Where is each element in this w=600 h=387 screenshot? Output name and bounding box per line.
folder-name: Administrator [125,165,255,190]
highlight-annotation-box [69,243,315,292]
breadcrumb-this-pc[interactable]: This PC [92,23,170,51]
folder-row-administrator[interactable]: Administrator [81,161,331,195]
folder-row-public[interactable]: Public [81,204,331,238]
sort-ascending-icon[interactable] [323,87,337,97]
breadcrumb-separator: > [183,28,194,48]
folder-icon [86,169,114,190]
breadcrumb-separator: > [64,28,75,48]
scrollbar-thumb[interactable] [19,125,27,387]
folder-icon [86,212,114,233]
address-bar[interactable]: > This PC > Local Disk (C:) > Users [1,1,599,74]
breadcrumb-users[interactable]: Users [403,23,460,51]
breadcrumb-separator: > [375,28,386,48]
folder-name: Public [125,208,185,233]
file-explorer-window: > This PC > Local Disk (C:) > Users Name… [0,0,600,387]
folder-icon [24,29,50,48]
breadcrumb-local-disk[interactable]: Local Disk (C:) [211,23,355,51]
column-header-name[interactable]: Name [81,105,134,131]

______

▶ [任务说明]
将以上数据逐行重写，把其中所有的“breadcrumb-separator”替换为“path-separator”，其余字符一律保持不变。

▶ [书面答复]
Where is each element in this w=600 h=387 screenshot? Output name and bounding box per line.
folder-name: Administrator [125,165,255,190]
highlight-annotation-box [69,243,315,292]
breadcrumb-this-pc[interactable]: This PC [92,23,170,51]
folder-row-administrator[interactable]: Administrator [81,161,331,195]
folder-row-public[interactable]: Public [81,204,331,238]
sort-ascending-icon[interactable] [323,87,337,97]
path-separator: > [183,28,194,48]
folder-icon [86,169,114,190]
path-separator: > [64,28,75,48]
scrollbar-thumb[interactable] [19,125,27,387]
folder-icon [86,212,114,233]
address-bar[interactable]: > This PC > Local Disk (C:) > Users [1,1,599,74]
breadcrumb-users[interactable]: Users [403,23,460,51]
path-separator: > [375,28,386,48]
folder-name: Public [125,208,185,233]
file-explorer-window: > This PC > Local Disk (C:) > Users Name… [0,0,600,387]
folder-icon [24,29,50,48]
breadcrumb-local-disk[interactable]: Local Disk (C:) [211,23,355,51]
column-header-name[interactable]: Name [81,105,134,131]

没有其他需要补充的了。